ENTRIES SHOWN

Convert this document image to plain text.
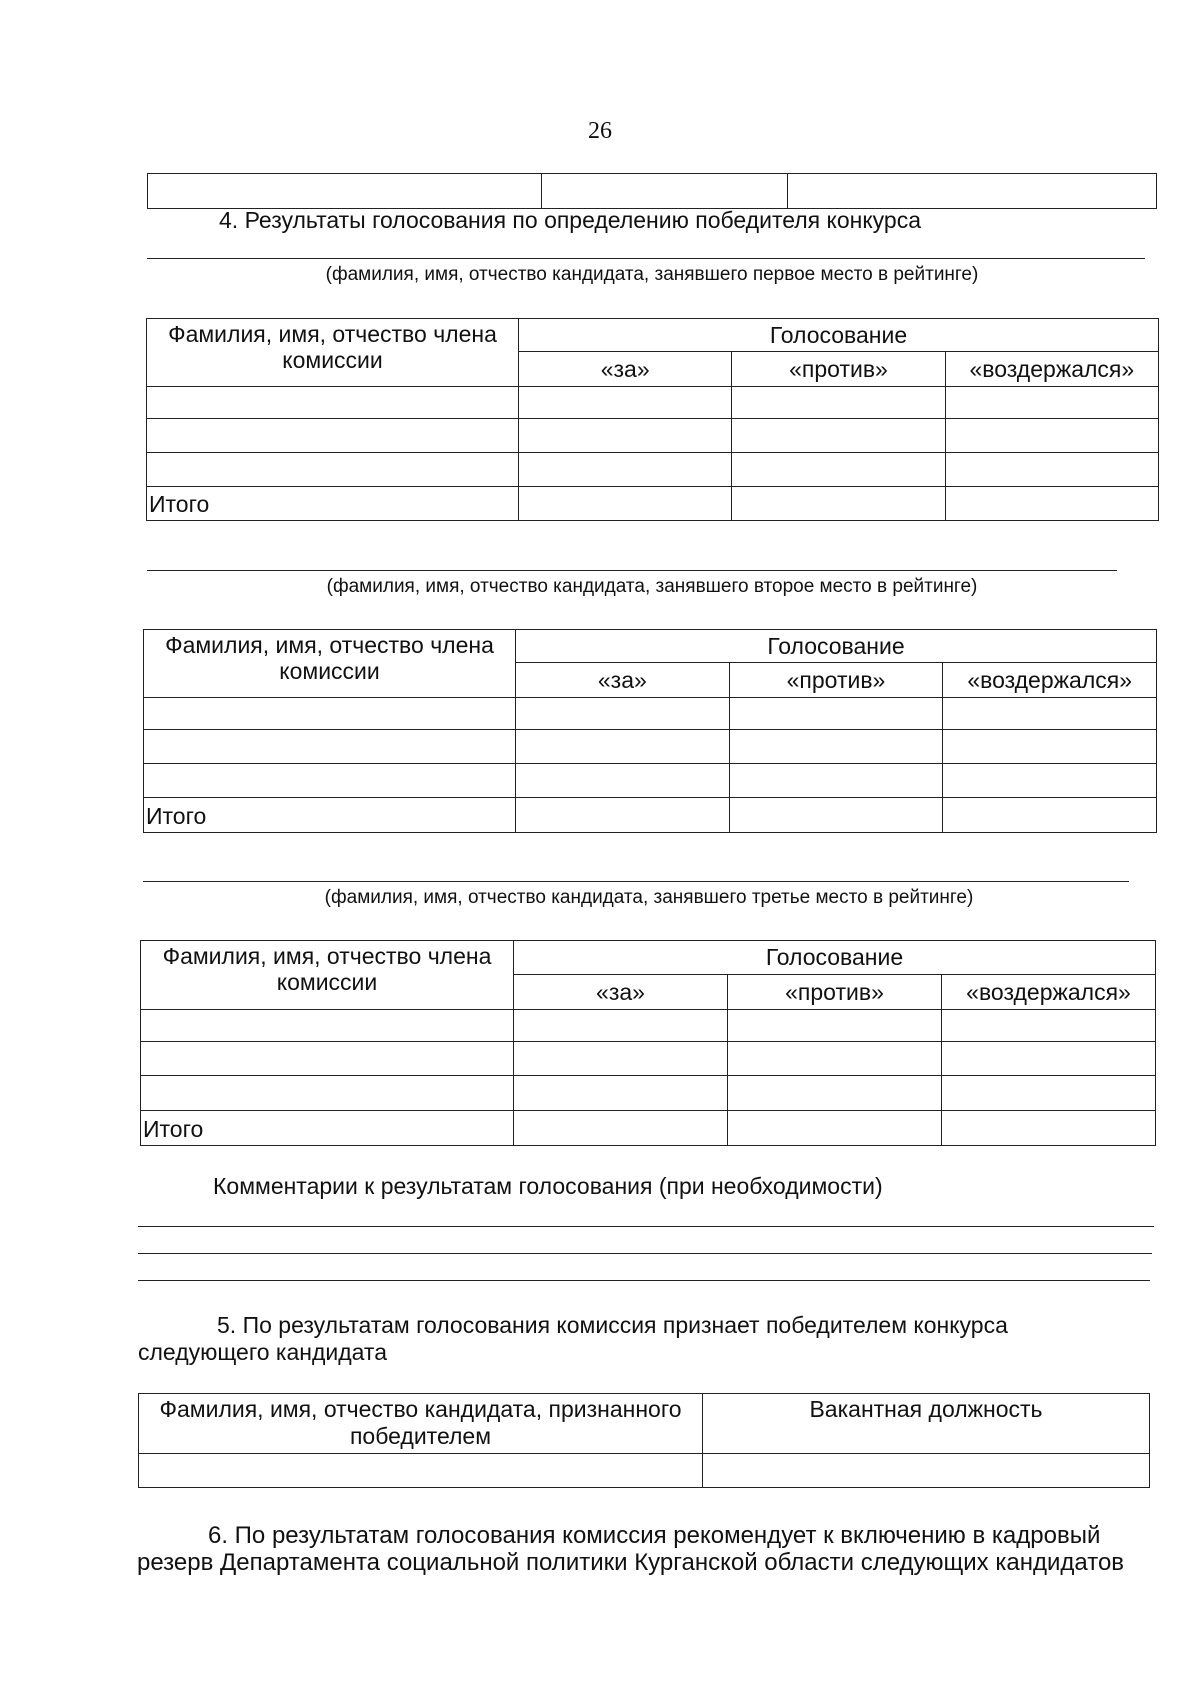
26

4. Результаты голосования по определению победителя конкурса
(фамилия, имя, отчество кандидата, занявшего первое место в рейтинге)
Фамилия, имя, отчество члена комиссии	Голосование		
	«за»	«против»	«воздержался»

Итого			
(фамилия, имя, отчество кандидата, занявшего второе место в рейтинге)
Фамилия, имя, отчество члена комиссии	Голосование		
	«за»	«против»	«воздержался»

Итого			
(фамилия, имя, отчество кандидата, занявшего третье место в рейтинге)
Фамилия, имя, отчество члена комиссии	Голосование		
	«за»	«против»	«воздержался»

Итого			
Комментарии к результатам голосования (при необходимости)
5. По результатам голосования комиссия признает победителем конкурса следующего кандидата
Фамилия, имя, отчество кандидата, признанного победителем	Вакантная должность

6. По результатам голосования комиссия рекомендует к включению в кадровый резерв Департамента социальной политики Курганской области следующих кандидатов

TASK DESCRIPTION
Copy the material above in full and exactly, skipping pictures.

SOLUTION
Convert this document image to plain text.
26

4. Результаты голосования по определению победителя конкурса
(фамилия, имя, отчество кандидата, занявшего первое место в рейтинге)
Фамилия, имя, отчество члена комиссии	Голосование		
	«за»	«против»	«воздержался»

Итого			
(фамилия, имя, отчество кандидата, занявшего второе место в рейтинге)
Фамилия, имя, отчество члена комиссии	Голосование		
	«за»	«против»	«воздержался»

Итого			
(фамилия, имя, отчество кандидата, занявшего третье место в рейтинге)
Фамилия, имя, отчество члена комиссии	Голосование		
	«за»	«против»	«воздержался»

Итого			
Комментарии к результатам голосования (при необходимости)
5. По результатам голосования комиссия признает победителем конкурса следующего кандидата
Фамилия, имя, отчество кандидата, признанного победителем	Вакантная должность

6. По результатам голосования комиссия рекомендует к включению в кадровый резерв Департамента социальной политики Курганской области следующих кандидатов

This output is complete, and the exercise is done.